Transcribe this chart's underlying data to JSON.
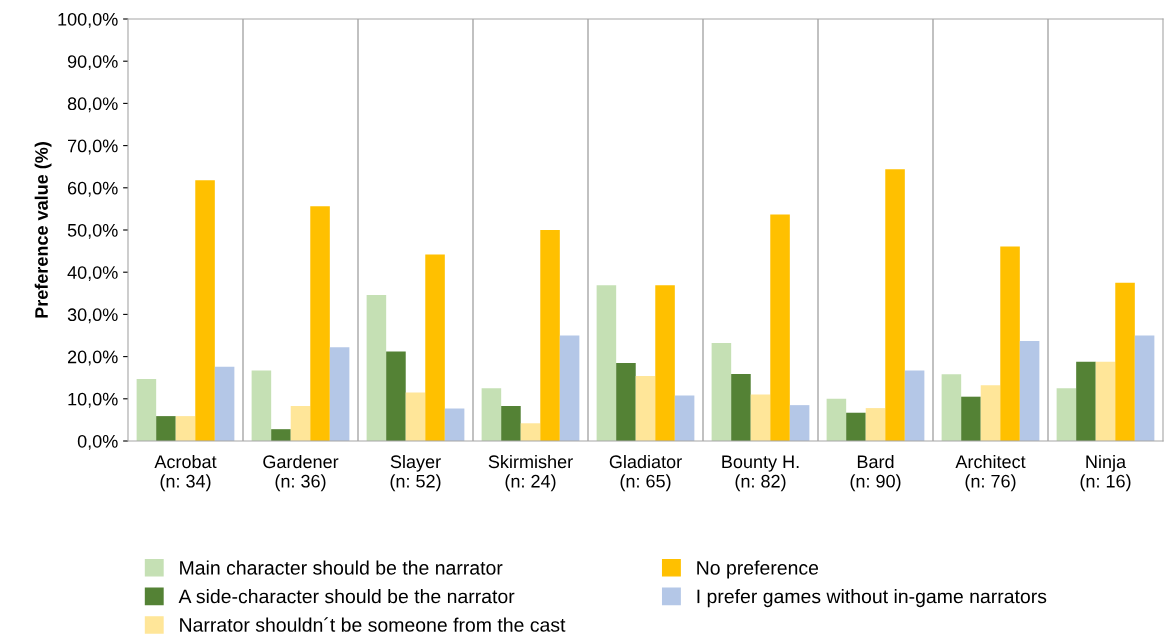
{
  "chart_data": {
    "type": "bar",
    "ylabel": "Preference value (%)",
    "categories": [
      "Acrobat\n(n: 34)",
      "Gardener\n(n: 36)",
      "Slayer\n(n: 52)",
      "Skirmisher\n(n: 24)",
      "Gladiator\n(n: 65)",
      "Bounty H.\n(n: 82)",
      "Bard\n(n: 90)",
      "Architect\n(n: 76)",
      "Ninja\n(n: 16)"
    ],
    "series": [
      {
        "name": "Main character should be the narrator",
        "color": "#c5e0b4",
        "values": [
          14.7,
          16.7,
          34.6,
          12.5,
          36.9,
          23.2,
          10.0,
          15.8,
          12.5
        ]
      },
      {
        "name": "A side-character should be the narrator",
        "color": "#548235",
        "values": [
          5.9,
          2.8,
          21.2,
          8.3,
          18.5,
          15.9,
          6.7,
          10.5,
          18.8
        ]
      },
      {
        "name": "Narrator shouldn´t be someone from the cast",
        "color": "#ffe699",
        "values": [
          5.9,
          8.3,
          11.5,
          4.2,
          15.4,
          11.0,
          7.8,
          13.2,
          18.8
        ]
      },
      {
        "name": "No preference",
        "color": "#ffc000",
        "values": [
          61.8,
          55.6,
          44.2,
          50.0,
          36.9,
          53.7,
          64.4,
          46.1,
          37.5
        ]
      },
      {
        "name": "I prefer games without in-game narrators",
        "color": "#b4c7e7",
        "values": [
          17.6,
          22.2,
          7.7,
          25.0,
          10.8,
          8.5,
          16.7,
          23.7,
          25.0
        ]
      }
    ],
    "ylim": [
      0,
      100
    ],
    "yticks": [
      {
        "value": 0,
        "label": "0,0%"
      },
      {
        "value": 10,
        "label": "10,0%"
      },
      {
        "value": 20,
        "label": "20,0%"
      },
      {
        "value": 30,
        "label": "30,0%"
      },
      {
        "value": 40,
        "label": "40,0%"
      },
      {
        "value": 50,
        "label": "50,0%"
      },
      {
        "value": 60,
        "label": "60,0%"
      },
      {
        "value": 70,
        "label": "70,0%"
      },
      {
        "value": 80,
        "label": "80,0%"
      },
      {
        "value": 90,
        "label": "90,0%"
      },
      {
        "value": 100,
        "label": "100,0%"
      }
    ],
    "grid": "x",
    "legend": "bottom"
  }
}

### Task brief
Give back every line exactly as it stands, pictures excluded.

### Output for this task
Transcribe this chart's underlying data to JSON.
{
  "chart_data": {
    "type": "bar",
    "ylabel": "Preference value (%)",
    "categories": [
      "Acrobat\n(n: 34)",
      "Gardener\n(n: 36)",
      "Slayer\n(n: 52)",
      "Skirmisher\n(n: 24)",
      "Gladiator\n(n: 65)",
      "Bounty H.\n(n: 82)",
      "Bard\n(n: 90)",
      "Architect\n(n: 76)",
      "Ninja\n(n: 16)"
    ],
    "series": [
      {
        "name": "Main character should be the narrator",
        "color": "#c5e0b4",
        "values": [
          14.7,
          16.7,
          34.6,
          12.5,
          36.9,
          23.2,
          10.0,
          15.8,
          12.5
        ]
      },
      {
        "name": "A side-character should be the narrator",
        "color": "#548235",
        "values": [
          5.9,
          2.8,
          21.2,
          8.3,
          18.5,
          15.9,
          6.7,
          10.5,
          18.8
        ]
      },
      {
        "name": "Narrator shouldn´t be someone from the cast",
        "color": "#ffe699",
        "values": [
          5.9,
          8.3,
          11.5,
          4.2,
          15.4,
          11.0,
          7.8,
          13.2,
          18.8
        ]
      },
      {
        "name": "No preference",
        "color": "#ffc000",
        "values": [
          61.8,
          55.6,
          44.2,
          50.0,
          36.9,
          53.7,
          64.4,
          46.1,
          37.5
        ]
      },
      {
        "name": "I prefer games without in-game narrators",
        "color": "#b4c7e7",
        "values": [
          17.6,
          22.2,
          7.7,
          25.0,
          10.8,
          8.5,
          16.7,
          23.7,
          25.0
        ]
      }
    ],
    "ylim": [
      0,
      100
    ],
    "yticks": [
      {
        "value": 0,
        "label": "0,0%"
      },
      {
        "value": 10,
        "label": "10,0%"
      },
      {
        "value": 20,
        "label": "20,0%"
      },
      {
        "value": 30,
        "label": "30,0%"
      },
      {
        "value": 40,
        "label": "40,0%"
      },
      {
        "value": 50,
        "label": "50,0%"
      },
      {
        "value": 60,
        "label": "60,0%"
      },
      {
        "value": 70,
        "label": "70,0%"
      },
      {
        "value": 80,
        "label": "80,0%"
      },
      {
        "value": 90,
        "label": "90,0%"
      },
      {
        "value": 100,
        "label": "100,0%"
      }
    ],
    "grid": "x",
    "legend": "bottom"
  }
}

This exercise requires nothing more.